Extracts from a graphics dataset:
....

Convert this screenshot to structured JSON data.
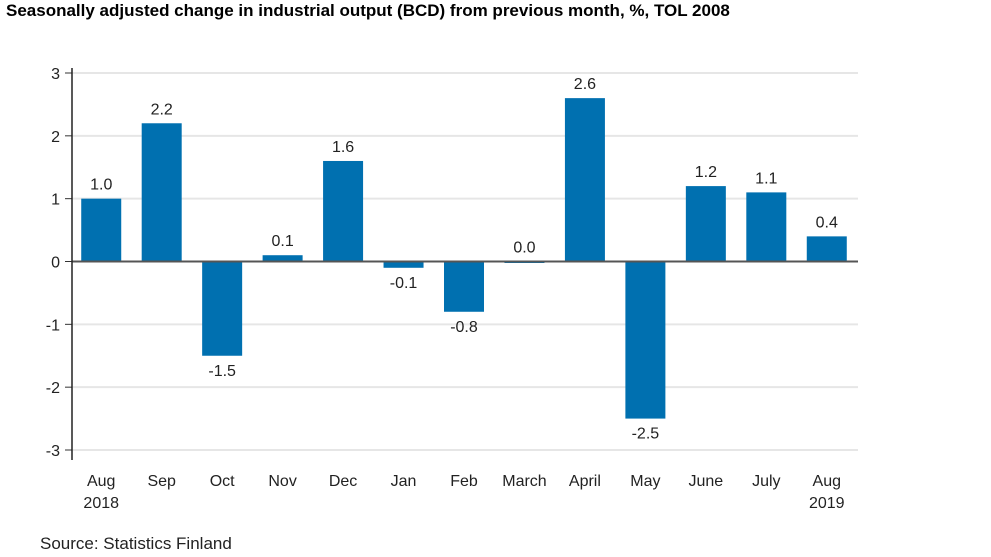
{
  "chart_data": {
    "type": "bar",
    "title": "Seasonally adjusted change in industrial output (BCD) from previous month, %, TOL 2008",
    "source": "Source: Statistics Finland",
    "categories": [
      [
        "Aug",
        "2018"
      ],
      [
        "Sep"
      ],
      [
        "Oct"
      ],
      [
        "Nov"
      ],
      [
        "Dec"
      ],
      [
        "Jan"
      ],
      [
        "Feb"
      ],
      [
        "March"
      ],
      [
        "April"
      ],
      [
        "May"
      ],
      [
        "June"
      ],
      [
        "July"
      ],
      [
        "Aug",
        "2019"
      ]
    ],
    "values": [
      1.0,
      2.2,
      -1.5,
      0.1,
      1.6,
      -0.1,
      -0.8,
      0.0,
      2.6,
      -2.5,
      1.2,
      1.1,
      0.4
    ],
    "data_labels": [
      "1.0",
      "2.2",
      "-1.5",
      "0.1",
      "1.6",
      "-0.1",
      "-0.8",
      "0.0",
      "2.6",
      "-2.5",
      "1.2",
      "1.1",
      "0.4"
    ],
    "xlabel": "",
    "ylabel": "",
    "ylim": [
      -3,
      3
    ],
    "yticks": [
      3,
      2,
      1,
      0,
      -1,
      -2,
      -3
    ],
    "grid": true,
    "legend": "none",
    "bar_color": "#0070b0"
  }
}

....

## SET TASK:
Quote the records in their entirety, keeping the wording exact and excluding pictures.

## TASK RESPONSE:
Convert this screenshot to structured JSON data.
{
  "chart_data": {
    "type": "bar",
    "title": "Seasonally adjusted change in industrial output (BCD) from previous month, %, TOL 2008",
    "source": "Source: Statistics Finland",
    "categories": [
      [
        "Aug",
        "2018"
      ],
      [
        "Sep"
      ],
      [
        "Oct"
      ],
      [
        "Nov"
      ],
      [
        "Dec"
      ],
      [
        "Jan"
      ],
      [
        "Feb"
      ],
      [
        "March"
      ],
      [
        "April"
      ],
      [
        "May"
      ],
      [
        "June"
      ],
      [
        "July"
      ],
      [
        "Aug",
        "2019"
      ]
    ],
    "values": [
      1.0,
      2.2,
      -1.5,
      0.1,
      1.6,
      -0.1,
      -0.8,
      0.0,
      2.6,
      -2.5,
      1.2,
      1.1,
      0.4
    ],
    "data_labels": [
      "1.0",
      "2.2",
      "-1.5",
      "0.1",
      "1.6",
      "-0.1",
      "-0.8",
      "0.0",
      "2.6",
      "-2.5",
      "1.2",
      "1.1",
      "0.4"
    ],
    "xlabel": "",
    "ylabel": "",
    "ylim": [
      -3,
      3
    ],
    "yticks": [
      3,
      2,
      1,
      0,
      -1,
      -2,
      -3
    ],
    "grid": true,
    "legend": "none",
    "bar_color": "#0070b0"
  }
}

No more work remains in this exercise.